# START OF MATERIAL PROVIDED

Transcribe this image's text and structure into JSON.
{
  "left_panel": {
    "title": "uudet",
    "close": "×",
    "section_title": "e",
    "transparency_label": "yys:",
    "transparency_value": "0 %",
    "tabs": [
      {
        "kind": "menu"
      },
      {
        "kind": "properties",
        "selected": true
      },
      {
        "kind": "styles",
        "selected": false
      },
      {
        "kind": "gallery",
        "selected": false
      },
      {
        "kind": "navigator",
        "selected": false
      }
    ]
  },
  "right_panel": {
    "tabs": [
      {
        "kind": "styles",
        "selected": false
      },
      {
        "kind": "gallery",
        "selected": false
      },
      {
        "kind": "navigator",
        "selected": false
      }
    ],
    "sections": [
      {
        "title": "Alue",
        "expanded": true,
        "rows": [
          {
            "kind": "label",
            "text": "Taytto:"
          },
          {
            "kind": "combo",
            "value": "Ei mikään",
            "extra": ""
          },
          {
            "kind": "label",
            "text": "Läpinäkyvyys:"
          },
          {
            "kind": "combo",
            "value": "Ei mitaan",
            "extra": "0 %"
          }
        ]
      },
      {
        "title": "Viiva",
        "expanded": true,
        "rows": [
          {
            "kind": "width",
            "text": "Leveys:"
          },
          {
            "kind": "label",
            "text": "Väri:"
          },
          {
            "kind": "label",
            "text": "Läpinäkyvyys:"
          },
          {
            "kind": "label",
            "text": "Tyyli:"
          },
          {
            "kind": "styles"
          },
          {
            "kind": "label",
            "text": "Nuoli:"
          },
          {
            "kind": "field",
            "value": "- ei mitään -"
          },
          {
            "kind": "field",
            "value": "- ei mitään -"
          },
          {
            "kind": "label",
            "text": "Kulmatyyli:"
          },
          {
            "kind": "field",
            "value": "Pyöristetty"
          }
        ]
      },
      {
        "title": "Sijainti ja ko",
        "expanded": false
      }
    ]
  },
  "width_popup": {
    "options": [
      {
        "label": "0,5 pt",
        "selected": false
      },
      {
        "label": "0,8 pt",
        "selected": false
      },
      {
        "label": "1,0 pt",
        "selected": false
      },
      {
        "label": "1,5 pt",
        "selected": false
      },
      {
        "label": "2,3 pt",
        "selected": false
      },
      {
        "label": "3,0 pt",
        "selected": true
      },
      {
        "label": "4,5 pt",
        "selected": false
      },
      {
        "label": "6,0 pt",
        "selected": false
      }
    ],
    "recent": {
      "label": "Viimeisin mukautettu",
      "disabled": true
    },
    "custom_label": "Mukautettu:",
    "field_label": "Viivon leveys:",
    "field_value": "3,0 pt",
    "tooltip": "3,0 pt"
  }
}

# END OF MATERIAL PROVIDED
# START OF MATERIAL PROVIDED

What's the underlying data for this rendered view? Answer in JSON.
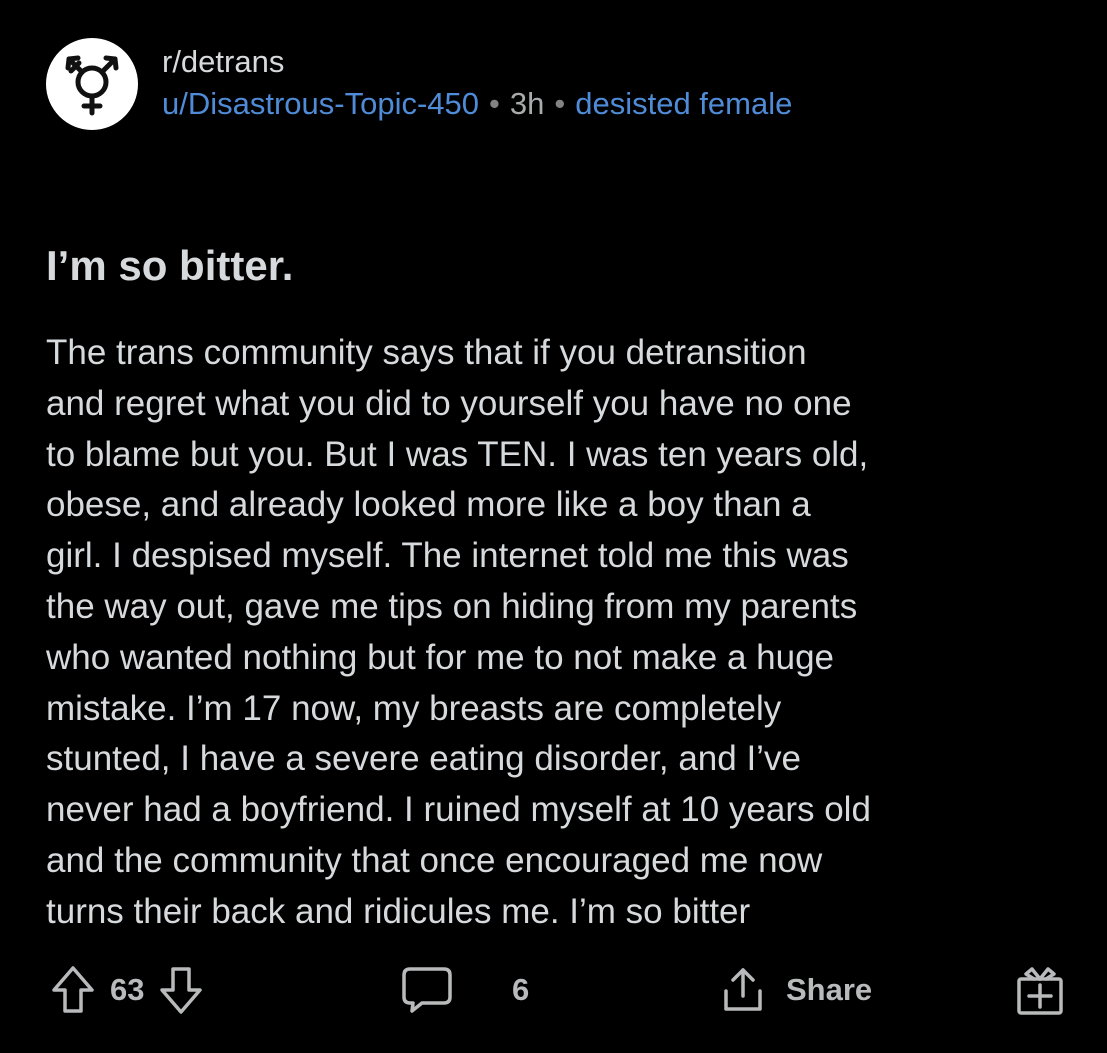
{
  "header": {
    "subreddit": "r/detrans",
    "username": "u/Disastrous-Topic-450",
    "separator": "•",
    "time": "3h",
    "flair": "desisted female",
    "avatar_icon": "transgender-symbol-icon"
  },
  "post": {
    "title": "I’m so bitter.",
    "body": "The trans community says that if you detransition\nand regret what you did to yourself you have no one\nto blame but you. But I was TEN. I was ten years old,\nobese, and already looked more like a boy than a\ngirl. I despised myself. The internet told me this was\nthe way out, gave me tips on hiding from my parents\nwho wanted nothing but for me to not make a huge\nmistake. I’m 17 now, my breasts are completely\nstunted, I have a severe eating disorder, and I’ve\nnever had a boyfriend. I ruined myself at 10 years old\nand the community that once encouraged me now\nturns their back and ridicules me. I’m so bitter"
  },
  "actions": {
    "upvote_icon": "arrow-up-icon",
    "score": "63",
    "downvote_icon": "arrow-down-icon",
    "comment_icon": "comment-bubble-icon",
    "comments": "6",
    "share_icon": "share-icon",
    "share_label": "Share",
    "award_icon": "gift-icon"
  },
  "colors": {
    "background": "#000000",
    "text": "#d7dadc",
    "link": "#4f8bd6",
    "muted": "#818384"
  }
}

# END OF MATERIAL PROVIDED
# START OF MATERIAL PROVIDED

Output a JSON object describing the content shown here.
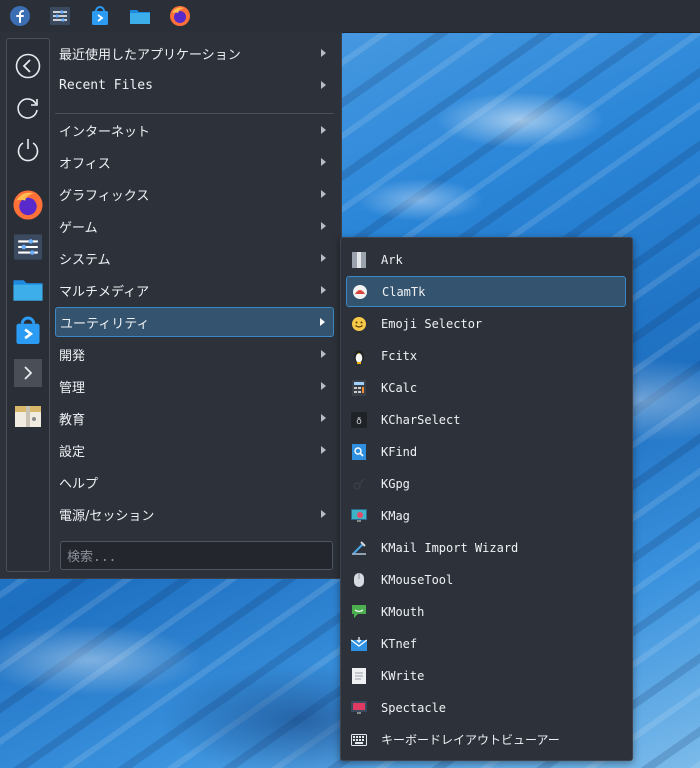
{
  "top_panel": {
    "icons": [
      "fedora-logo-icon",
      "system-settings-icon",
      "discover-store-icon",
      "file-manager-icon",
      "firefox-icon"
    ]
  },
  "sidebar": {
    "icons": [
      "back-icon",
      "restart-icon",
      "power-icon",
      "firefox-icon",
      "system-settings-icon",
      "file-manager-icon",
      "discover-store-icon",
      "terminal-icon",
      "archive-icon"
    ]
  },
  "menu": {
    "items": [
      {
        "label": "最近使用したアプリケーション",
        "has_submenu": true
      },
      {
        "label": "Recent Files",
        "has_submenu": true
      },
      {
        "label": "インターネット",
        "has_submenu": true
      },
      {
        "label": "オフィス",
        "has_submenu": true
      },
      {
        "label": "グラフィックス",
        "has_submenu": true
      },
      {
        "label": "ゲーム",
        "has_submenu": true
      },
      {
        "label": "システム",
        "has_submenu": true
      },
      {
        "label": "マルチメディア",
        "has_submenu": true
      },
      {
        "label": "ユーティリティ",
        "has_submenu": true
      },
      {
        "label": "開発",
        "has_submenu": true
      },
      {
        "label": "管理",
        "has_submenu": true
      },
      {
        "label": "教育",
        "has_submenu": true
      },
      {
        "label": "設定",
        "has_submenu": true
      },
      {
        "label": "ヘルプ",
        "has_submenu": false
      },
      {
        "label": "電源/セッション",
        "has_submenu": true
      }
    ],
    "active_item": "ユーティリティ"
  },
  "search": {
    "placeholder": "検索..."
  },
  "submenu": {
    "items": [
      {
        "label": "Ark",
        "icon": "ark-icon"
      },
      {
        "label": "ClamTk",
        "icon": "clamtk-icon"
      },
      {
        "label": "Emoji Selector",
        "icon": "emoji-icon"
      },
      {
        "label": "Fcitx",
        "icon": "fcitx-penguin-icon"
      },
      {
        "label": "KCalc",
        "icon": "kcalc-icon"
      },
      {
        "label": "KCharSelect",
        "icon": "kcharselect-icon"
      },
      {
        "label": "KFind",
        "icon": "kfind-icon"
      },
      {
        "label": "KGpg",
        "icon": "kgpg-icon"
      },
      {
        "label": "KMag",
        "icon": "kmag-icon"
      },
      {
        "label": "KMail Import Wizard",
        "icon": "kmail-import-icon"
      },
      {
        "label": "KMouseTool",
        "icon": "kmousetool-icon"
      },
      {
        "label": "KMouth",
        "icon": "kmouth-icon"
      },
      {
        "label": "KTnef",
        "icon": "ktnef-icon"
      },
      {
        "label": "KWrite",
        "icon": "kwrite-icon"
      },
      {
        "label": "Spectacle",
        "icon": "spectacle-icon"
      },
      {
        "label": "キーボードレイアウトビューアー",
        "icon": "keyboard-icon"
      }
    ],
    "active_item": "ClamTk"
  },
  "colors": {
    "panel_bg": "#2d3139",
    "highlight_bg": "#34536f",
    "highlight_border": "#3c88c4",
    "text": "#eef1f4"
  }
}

# END OF MATERIAL PROVIDED

** WRITTEN TASK **
Using the listing above, show every line that includes the string "arrow".

** TASK RESPONSE **
    "upvote_icon": "arrow-up-icon",
    "downvote_icon": "arrow-down-icon",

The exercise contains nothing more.